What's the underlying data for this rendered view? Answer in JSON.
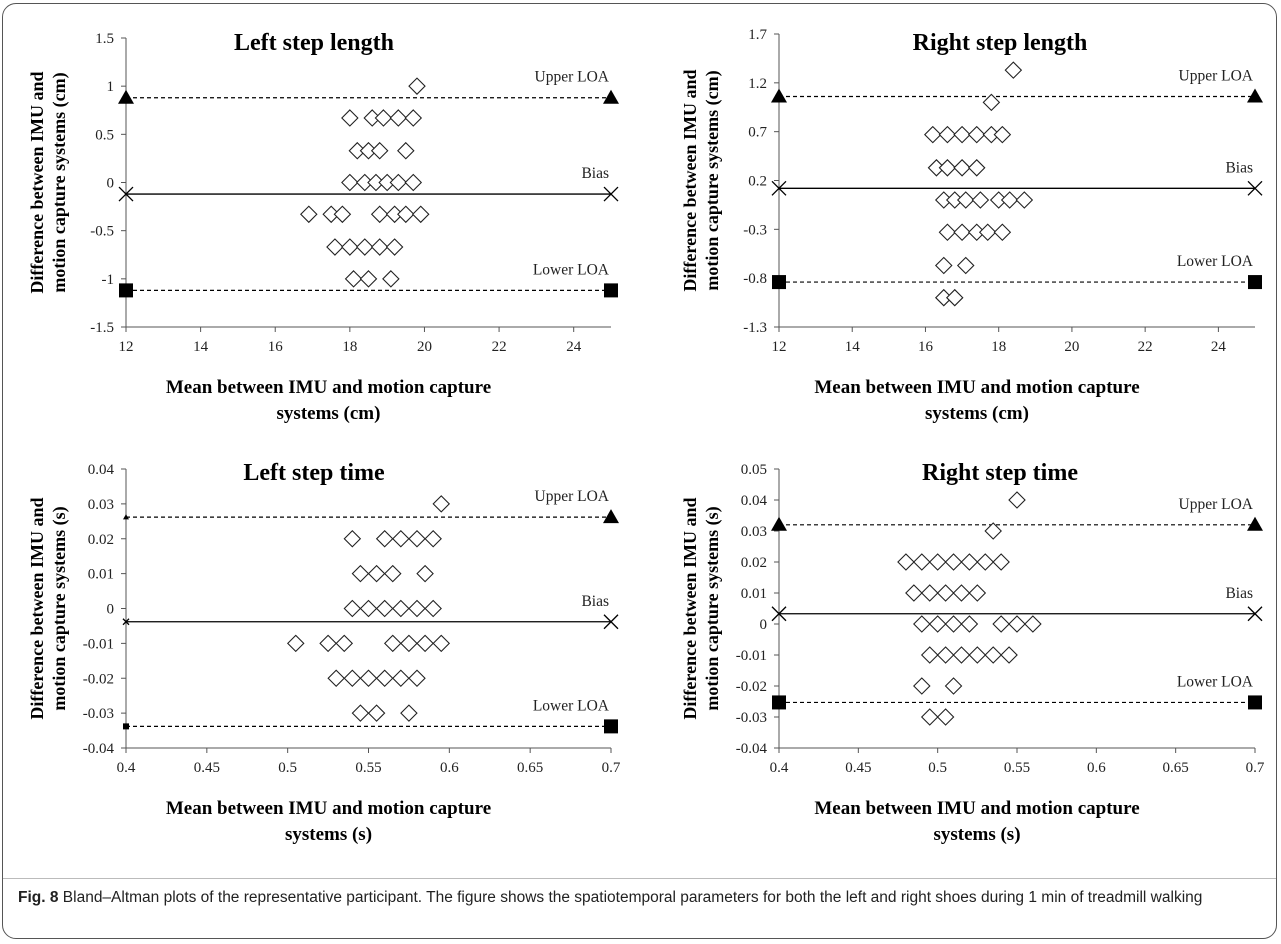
{
  "figure": {
    "caption_label": "Fig. 8",
    "caption_text": " Bland–Altman plots of the representative participant. The figure shows the spatiotemporal parameters for both the left and right shoes during 1 min of treadmill walking"
  },
  "chart_data": [
    {
      "type": "scatter",
      "title": "Left step length",
      "xlabel": [
        "Mean between IMU and motion capture",
        "systems (cm)"
      ],
      "ylabel": [
        "Difference between IMU and",
        "motion capture systems (cm)"
      ],
      "xlim": [
        12,
        25
      ],
      "ylim": [
        -1.5,
        1.5
      ],
      "xticks": [
        "12",
        "14",
        "16",
        "18",
        "20",
        "22",
        "24"
      ],
      "yticks": [
        "-1.5",
        "-1",
        "-0.5",
        "0",
        "0.5",
        "1",
        "1.5"
      ],
      "xtick_values": [
        12,
        14,
        16,
        18,
        20,
        22,
        24
      ],
      "ytick_values": [
        -1.5,
        -1,
        -0.5,
        0,
        0.5,
        1,
        1.5
      ],
      "upper_loa": 0.88,
      "bias": -0.12,
      "lower_loa": -1.12,
      "upper_label": "Upper LOA",
      "bias_label": "Bias",
      "lower_label": "Lower LOA",
      "left_marker_small": false,
      "points": [
        {
          "x": 19.8,
          "y": 1.0
        },
        {
          "x": 18.0,
          "y": 0.67
        },
        {
          "x": 18.6,
          "y": 0.67
        },
        {
          "x": 18.9,
          "y": 0.67
        },
        {
          "x": 19.3,
          "y": 0.67
        },
        {
          "x": 19.7,
          "y": 0.67
        },
        {
          "x": 18.2,
          "y": 0.33
        },
        {
          "x": 18.5,
          "y": 0.33
        },
        {
          "x": 18.8,
          "y": 0.33
        },
        {
          "x": 19.5,
          "y": 0.33
        },
        {
          "x": 18.0,
          "y": 0.0
        },
        {
          "x": 18.4,
          "y": 0.0
        },
        {
          "x": 18.7,
          "y": 0.0
        },
        {
          "x": 19.0,
          "y": 0.0
        },
        {
          "x": 19.3,
          "y": 0.0
        },
        {
          "x": 19.7,
          "y": 0.0
        },
        {
          "x": 16.9,
          "y": -0.33
        },
        {
          "x": 17.5,
          "y": -0.33
        },
        {
          "x": 17.8,
          "y": -0.33
        },
        {
          "x": 18.8,
          "y": -0.33
        },
        {
          "x": 19.2,
          "y": -0.33
        },
        {
          "x": 19.5,
          "y": -0.33
        },
        {
          "x": 19.9,
          "y": -0.33
        },
        {
          "x": 17.6,
          "y": -0.67
        },
        {
          "x": 18.0,
          "y": -0.67
        },
        {
          "x": 18.4,
          "y": -0.67
        },
        {
          "x": 18.8,
          "y": -0.67
        },
        {
          "x": 19.2,
          "y": -0.67
        },
        {
          "x": 18.1,
          "y": -1.0
        },
        {
          "x": 18.5,
          "y": -1.0
        },
        {
          "x": 19.1,
          "y": -1.0
        }
      ]
    },
    {
      "type": "scatter",
      "title": "Right step length",
      "xlabel": [
        "Mean between IMU and motion capture",
        "systems (cm)"
      ],
      "ylabel": [
        "Difference between IMU and",
        "motion capture systems (cm)"
      ],
      "xlim": [
        12,
        25
      ],
      "ylim": [
        -1.3,
        1.7
      ],
      "xticks": [
        "12",
        "14",
        "16",
        "18",
        "20",
        "22",
        "24"
      ],
      "yticks": [
        "-1.3",
        "-0.8",
        "-0.3",
        "0.2",
        "0.7",
        "1.2",
        "1.7"
      ],
      "xtick_values": [
        12,
        14,
        16,
        18,
        20,
        22,
        24
      ],
      "ytick_values": [
        -1.3,
        -0.8,
        -0.3,
        0.2,
        0.7,
        1.2,
        1.7
      ],
      "upper_loa": 1.06,
      "bias": 0.12,
      "lower_loa": -0.84,
      "upper_label": "Upper LOA",
      "bias_label": "Bias",
      "lower_label": "Lower LOA",
      "left_marker_small": false,
      "points": [
        {
          "x": 18.4,
          "y": 1.33
        },
        {
          "x": 17.8,
          "y": 1.0
        },
        {
          "x": 16.2,
          "y": 0.67
        },
        {
          "x": 16.6,
          "y": 0.67
        },
        {
          "x": 17.0,
          "y": 0.67
        },
        {
          "x": 17.4,
          "y": 0.67
        },
        {
          "x": 17.8,
          "y": 0.67
        },
        {
          "x": 18.1,
          "y": 0.67
        },
        {
          "x": 16.3,
          "y": 0.33
        },
        {
          "x": 16.6,
          "y": 0.33
        },
        {
          "x": 17.0,
          "y": 0.33
        },
        {
          "x": 17.4,
          "y": 0.33
        },
        {
          "x": 16.5,
          "y": 0.0
        },
        {
          "x": 16.8,
          "y": 0.0
        },
        {
          "x": 17.1,
          "y": 0.0
        },
        {
          "x": 17.5,
          "y": 0.0
        },
        {
          "x": 18.0,
          "y": 0.0
        },
        {
          "x": 18.3,
          "y": 0.0
        },
        {
          "x": 18.7,
          "y": 0.0
        },
        {
          "x": 16.6,
          "y": -0.33
        },
        {
          "x": 17.0,
          "y": -0.33
        },
        {
          "x": 17.4,
          "y": -0.33
        },
        {
          "x": 17.7,
          "y": -0.33
        },
        {
          "x": 18.1,
          "y": -0.33
        },
        {
          "x": 16.5,
          "y": -0.67
        },
        {
          "x": 17.1,
          "y": -0.67
        },
        {
          "x": 16.5,
          "y": -1.0
        },
        {
          "x": 16.8,
          "y": -1.0
        }
      ]
    },
    {
      "type": "scatter",
      "title": "Left step time",
      "xlabel": [
        "Mean between IMU and motion capture",
        "systems (s)"
      ],
      "ylabel": [
        "Difference between IMU and",
        "motion capture systems (s)"
      ],
      "xlim": [
        0.4,
        0.7
      ],
      "ylim": [
        -0.04,
        0.04
      ],
      "xticks": [
        "0.4",
        "0.45",
        "0.5",
        "0.55",
        "0.6",
        "0.65",
        "0.7"
      ],
      "yticks": [
        "-0.04",
        "-0.03",
        "-0.02",
        "-0.01",
        "0",
        "0.01",
        "0.02",
        "0.03",
        "0.04"
      ],
      "xtick_values": [
        0.4,
        0.45,
        0.5,
        0.55,
        0.6,
        0.65,
        0.7
      ],
      "ytick_values": [
        -0.04,
        -0.03,
        -0.02,
        -0.01,
        0,
        0.01,
        0.02,
        0.03,
        0.04
      ],
      "upper_loa": 0.0262,
      "bias": -0.0038,
      "lower_loa": -0.0338,
      "upper_label": "Upper LOA",
      "bias_label": "Bias",
      "lower_label": "Lower LOA",
      "left_marker_small": true,
      "points": [
        {
          "x": 0.595,
          "y": 0.03
        },
        {
          "x": 0.54,
          "y": 0.02
        },
        {
          "x": 0.56,
          "y": 0.02
        },
        {
          "x": 0.57,
          "y": 0.02
        },
        {
          "x": 0.58,
          "y": 0.02
        },
        {
          "x": 0.59,
          "y": 0.02
        },
        {
          "x": 0.545,
          "y": 0.01
        },
        {
          "x": 0.555,
          "y": 0.01
        },
        {
          "x": 0.565,
          "y": 0.01
        },
        {
          "x": 0.585,
          "y": 0.01
        },
        {
          "x": 0.54,
          "y": 0.0
        },
        {
          "x": 0.55,
          "y": 0.0
        },
        {
          "x": 0.56,
          "y": 0.0
        },
        {
          "x": 0.57,
          "y": 0.0
        },
        {
          "x": 0.58,
          "y": 0.0
        },
        {
          "x": 0.59,
          "y": 0.0
        },
        {
          "x": 0.505,
          "y": -0.01
        },
        {
          "x": 0.525,
          "y": -0.01
        },
        {
          "x": 0.535,
          "y": -0.01
        },
        {
          "x": 0.565,
          "y": -0.01
        },
        {
          "x": 0.575,
          "y": -0.01
        },
        {
          "x": 0.585,
          "y": -0.01
        },
        {
          "x": 0.595,
          "y": -0.01
        },
        {
          "x": 0.53,
          "y": -0.02
        },
        {
          "x": 0.54,
          "y": -0.02
        },
        {
          "x": 0.55,
          "y": -0.02
        },
        {
          "x": 0.56,
          "y": -0.02
        },
        {
          "x": 0.57,
          "y": -0.02
        },
        {
          "x": 0.58,
          "y": -0.02
        },
        {
          "x": 0.545,
          "y": -0.03
        },
        {
          "x": 0.555,
          "y": -0.03
        },
        {
          "x": 0.575,
          "y": -0.03
        }
      ]
    },
    {
      "type": "scatter",
      "title": "Right step time",
      "xlabel": [
        "Mean between IMU and motion capture",
        "systems (s)"
      ],
      "ylabel": [
        "Difference between IMU and",
        "motion capture systems (s)"
      ],
      "xlim": [
        0.4,
        0.7
      ],
      "ylim": [
        -0.04,
        0.05
      ],
      "xticks": [
        "0.4",
        "0.45",
        "0.5",
        "0.55",
        "0.6",
        "0.65",
        "0.7"
      ],
      "yticks": [
        "-0.04",
        "-0.03",
        "-0.02",
        "-0.01",
        "0",
        "0.01",
        "0.02",
        "0.03",
        "0.04",
        "0.05"
      ],
      "xtick_values": [
        0.4,
        0.45,
        0.5,
        0.55,
        0.6,
        0.65,
        0.7
      ],
      "ytick_values": [
        -0.04,
        -0.03,
        -0.02,
        -0.01,
        0,
        0.01,
        0.02,
        0.03,
        0.04,
        0.05
      ],
      "upper_loa": 0.032,
      "bias": 0.0033,
      "lower_loa": -0.0253,
      "upper_label": "Upper LOA",
      "bias_label": "Bias",
      "lower_label": "Lower LOA",
      "left_marker_small": false,
      "points": [
        {
          "x": 0.55,
          "y": 0.04
        },
        {
          "x": 0.535,
          "y": 0.03
        },
        {
          "x": 0.48,
          "y": 0.02
        },
        {
          "x": 0.49,
          "y": 0.02
        },
        {
          "x": 0.5,
          "y": 0.02
        },
        {
          "x": 0.51,
          "y": 0.02
        },
        {
          "x": 0.52,
          "y": 0.02
        },
        {
          "x": 0.53,
          "y": 0.02
        },
        {
          "x": 0.54,
          "y": 0.02
        },
        {
          "x": 0.485,
          "y": 0.01
        },
        {
          "x": 0.495,
          "y": 0.01
        },
        {
          "x": 0.505,
          "y": 0.01
        },
        {
          "x": 0.515,
          "y": 0.01
        },
        {
          "x": 0.525,
          "y": 0.01
        },
        {
          "x": 0.49,
          "y": 0.0
        },
        {
          "x": 0.5,
          "y": 0.0
        },
        {
          "x": 0.51,
          "y": 0.0
        },
        {
          "x": 0.52,
          "y": 0.0
        },
        {
          "x": 0.54,
          "y": 0.0
        },
        {
          "x": 0.55,
          "y": 0.0
        },
        {
          "x": 0.56,
          "y": 0.0
        },
        {
          "x": 0.495,
          "y": -0.01
        },
        {
          "x": 0.505,
          "y": -0.01
        },
        {
          "x": 0.515,
          "y": -0.01
        },
        {
          "x": 0.525,
          "y": -0.01
        },
        {
          "x": 0.535,
          "y": -0.01
        },
        {
          "x": 0.545,
          "y": -0.01
        },
        {
          "x": 0.49,
          "y": -0.02
        },
        {
          "x": 0.51,
          "y": -0.02
        },
        {
          "x": 0.495,
          "y": -0.03
        },
        {
          "x": 0.505,
          "y": -0.03
        }
      ]
    }
  ]
}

^^^^^^^^

WHAT TO WORK ON -
Return, from the data, each line that has the word "length" in it.

CORRECT RESULT -
      "title": "Left step length",
      "title": "Right step length",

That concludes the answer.